Work out how many lines of the material below mention the word "Putin"; reply with the number only.

> **Given information**
--
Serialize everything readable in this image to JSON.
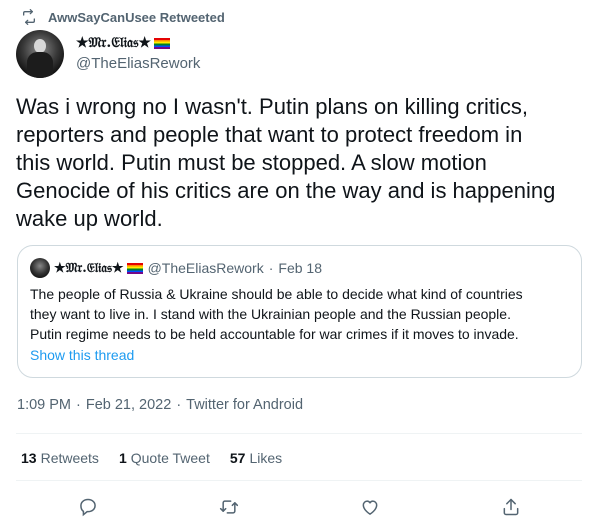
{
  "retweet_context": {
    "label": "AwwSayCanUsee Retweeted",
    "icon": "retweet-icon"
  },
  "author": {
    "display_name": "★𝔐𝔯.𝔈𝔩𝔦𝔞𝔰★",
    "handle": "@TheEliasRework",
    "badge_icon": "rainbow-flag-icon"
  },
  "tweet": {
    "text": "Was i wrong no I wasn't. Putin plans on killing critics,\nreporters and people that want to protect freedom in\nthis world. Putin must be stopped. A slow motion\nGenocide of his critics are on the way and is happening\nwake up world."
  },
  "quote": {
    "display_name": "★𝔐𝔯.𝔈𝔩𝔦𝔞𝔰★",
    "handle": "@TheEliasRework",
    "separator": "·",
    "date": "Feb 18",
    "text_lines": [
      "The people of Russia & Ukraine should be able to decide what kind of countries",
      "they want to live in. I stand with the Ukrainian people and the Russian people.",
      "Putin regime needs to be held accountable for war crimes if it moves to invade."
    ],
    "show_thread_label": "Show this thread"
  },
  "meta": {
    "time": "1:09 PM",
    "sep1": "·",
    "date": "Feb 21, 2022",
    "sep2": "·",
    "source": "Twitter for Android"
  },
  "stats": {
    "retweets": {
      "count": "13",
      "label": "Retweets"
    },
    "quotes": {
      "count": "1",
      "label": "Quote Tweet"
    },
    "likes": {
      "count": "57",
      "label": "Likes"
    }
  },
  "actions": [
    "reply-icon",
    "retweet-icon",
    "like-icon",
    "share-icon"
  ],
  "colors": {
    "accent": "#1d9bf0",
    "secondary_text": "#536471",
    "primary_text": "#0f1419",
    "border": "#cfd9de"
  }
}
--
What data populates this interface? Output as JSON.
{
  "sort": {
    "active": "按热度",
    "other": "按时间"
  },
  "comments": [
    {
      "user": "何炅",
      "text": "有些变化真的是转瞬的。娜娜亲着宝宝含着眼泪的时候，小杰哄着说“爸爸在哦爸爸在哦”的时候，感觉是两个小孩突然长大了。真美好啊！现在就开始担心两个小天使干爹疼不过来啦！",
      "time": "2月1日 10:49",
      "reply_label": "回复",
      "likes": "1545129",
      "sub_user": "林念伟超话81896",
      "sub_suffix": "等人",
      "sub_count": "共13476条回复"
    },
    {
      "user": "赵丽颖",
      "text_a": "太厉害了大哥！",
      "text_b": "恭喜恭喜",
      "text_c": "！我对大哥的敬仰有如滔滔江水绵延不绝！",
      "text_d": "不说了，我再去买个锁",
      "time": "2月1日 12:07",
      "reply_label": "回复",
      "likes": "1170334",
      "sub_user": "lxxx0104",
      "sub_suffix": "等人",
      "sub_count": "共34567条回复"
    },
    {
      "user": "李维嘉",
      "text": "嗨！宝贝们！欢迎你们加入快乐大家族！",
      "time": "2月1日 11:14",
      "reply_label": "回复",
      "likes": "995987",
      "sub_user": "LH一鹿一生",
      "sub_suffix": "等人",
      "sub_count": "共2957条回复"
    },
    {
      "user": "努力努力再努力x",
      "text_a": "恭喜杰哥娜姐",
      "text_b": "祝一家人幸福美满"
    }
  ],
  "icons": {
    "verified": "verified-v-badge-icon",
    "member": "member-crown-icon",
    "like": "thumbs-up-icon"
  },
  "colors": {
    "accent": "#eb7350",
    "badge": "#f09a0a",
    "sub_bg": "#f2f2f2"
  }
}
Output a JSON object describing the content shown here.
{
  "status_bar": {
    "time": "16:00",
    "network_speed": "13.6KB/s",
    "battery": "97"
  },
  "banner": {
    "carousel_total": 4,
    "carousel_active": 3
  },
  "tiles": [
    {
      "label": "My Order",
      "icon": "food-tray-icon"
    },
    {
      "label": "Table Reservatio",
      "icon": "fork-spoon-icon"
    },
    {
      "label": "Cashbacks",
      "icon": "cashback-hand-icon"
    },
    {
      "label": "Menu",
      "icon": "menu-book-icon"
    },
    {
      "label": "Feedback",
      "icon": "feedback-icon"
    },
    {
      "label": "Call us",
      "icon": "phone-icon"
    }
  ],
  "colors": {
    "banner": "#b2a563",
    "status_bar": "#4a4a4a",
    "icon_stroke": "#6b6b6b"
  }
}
--
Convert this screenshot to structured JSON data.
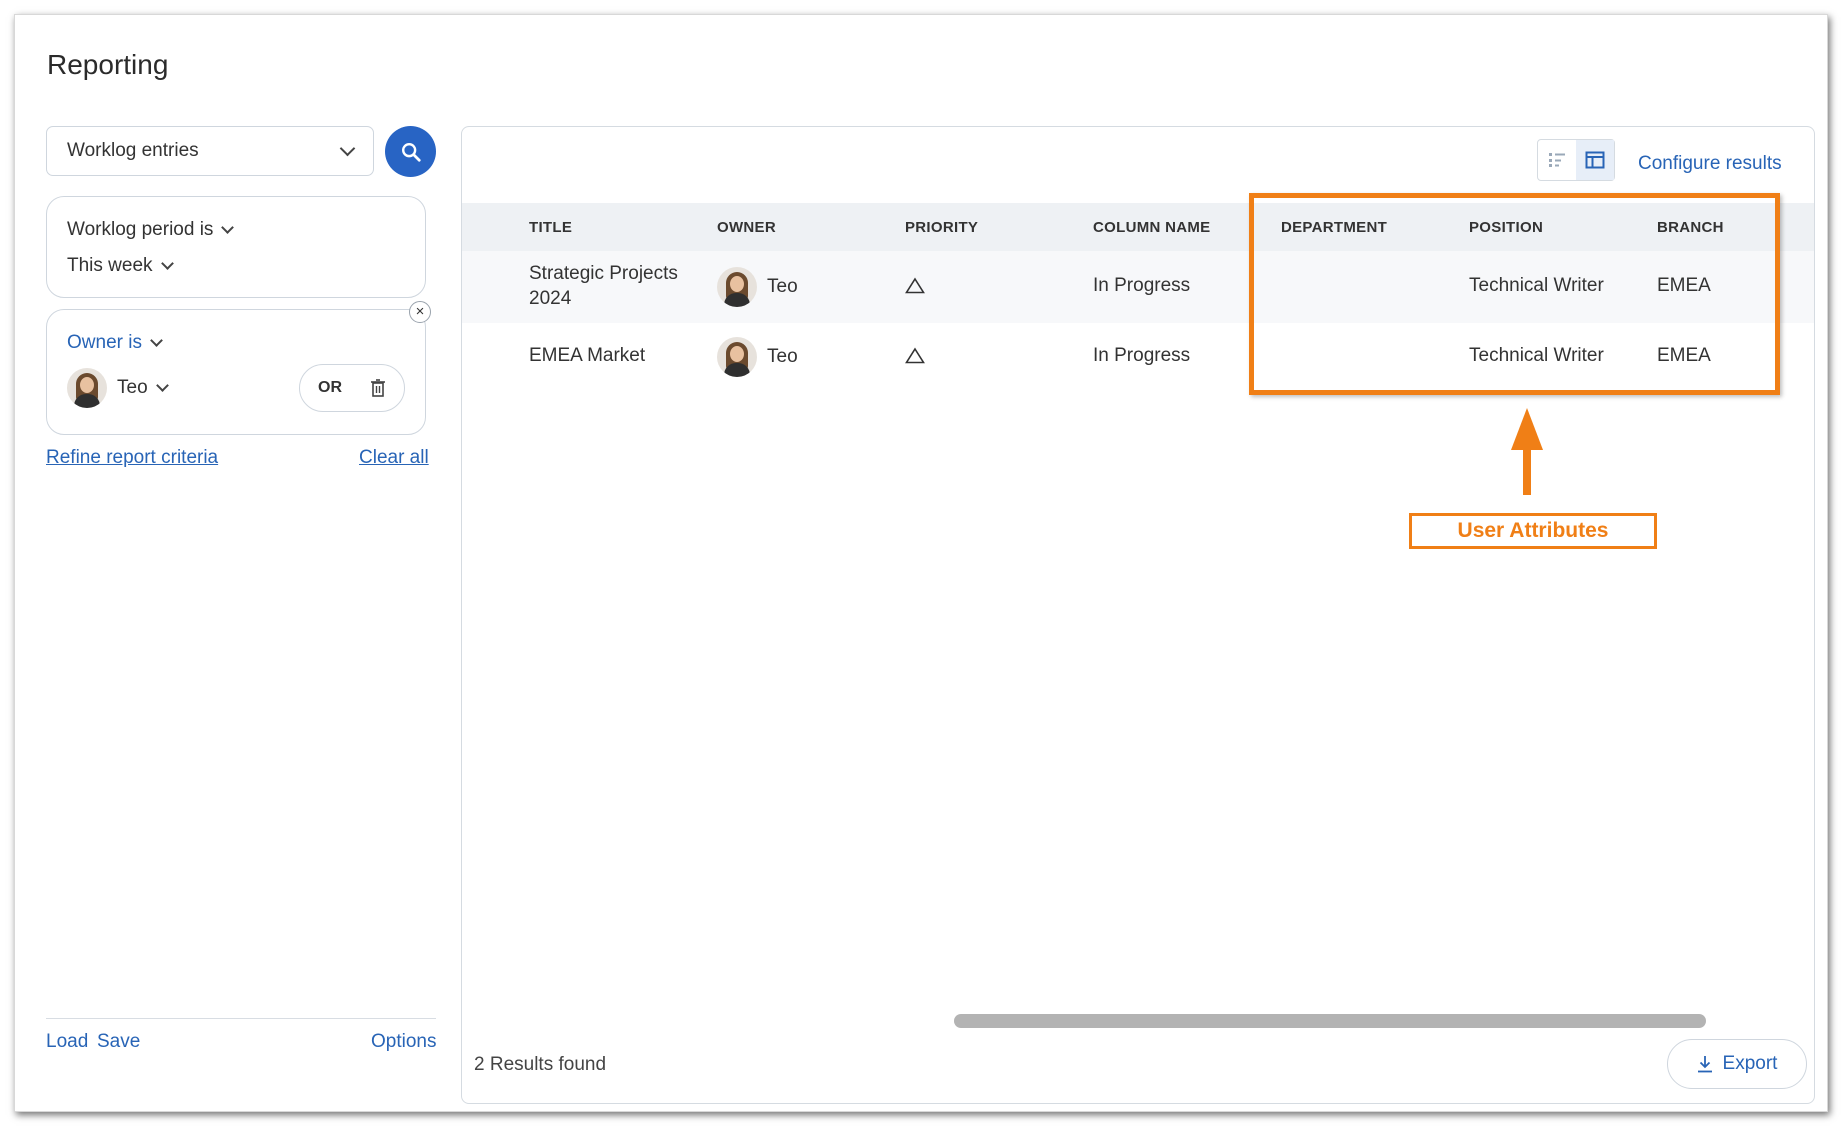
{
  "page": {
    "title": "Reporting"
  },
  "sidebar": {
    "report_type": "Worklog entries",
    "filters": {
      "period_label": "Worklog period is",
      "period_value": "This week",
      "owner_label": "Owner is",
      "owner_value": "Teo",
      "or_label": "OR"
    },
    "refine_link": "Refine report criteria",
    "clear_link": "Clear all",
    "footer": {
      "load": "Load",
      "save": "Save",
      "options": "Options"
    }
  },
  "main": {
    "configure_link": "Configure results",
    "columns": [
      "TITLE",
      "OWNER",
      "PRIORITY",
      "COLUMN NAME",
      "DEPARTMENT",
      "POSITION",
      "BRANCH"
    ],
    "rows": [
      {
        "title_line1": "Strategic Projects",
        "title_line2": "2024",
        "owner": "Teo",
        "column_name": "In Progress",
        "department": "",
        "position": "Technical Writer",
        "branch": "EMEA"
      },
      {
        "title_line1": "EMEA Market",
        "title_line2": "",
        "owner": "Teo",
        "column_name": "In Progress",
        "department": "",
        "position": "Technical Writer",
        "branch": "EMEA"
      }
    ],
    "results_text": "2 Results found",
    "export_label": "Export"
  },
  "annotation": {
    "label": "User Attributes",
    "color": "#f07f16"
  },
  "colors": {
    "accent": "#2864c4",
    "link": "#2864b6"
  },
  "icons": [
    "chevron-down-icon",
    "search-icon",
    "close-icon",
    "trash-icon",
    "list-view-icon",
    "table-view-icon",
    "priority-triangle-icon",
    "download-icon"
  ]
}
--
> **Solution to this problem**
2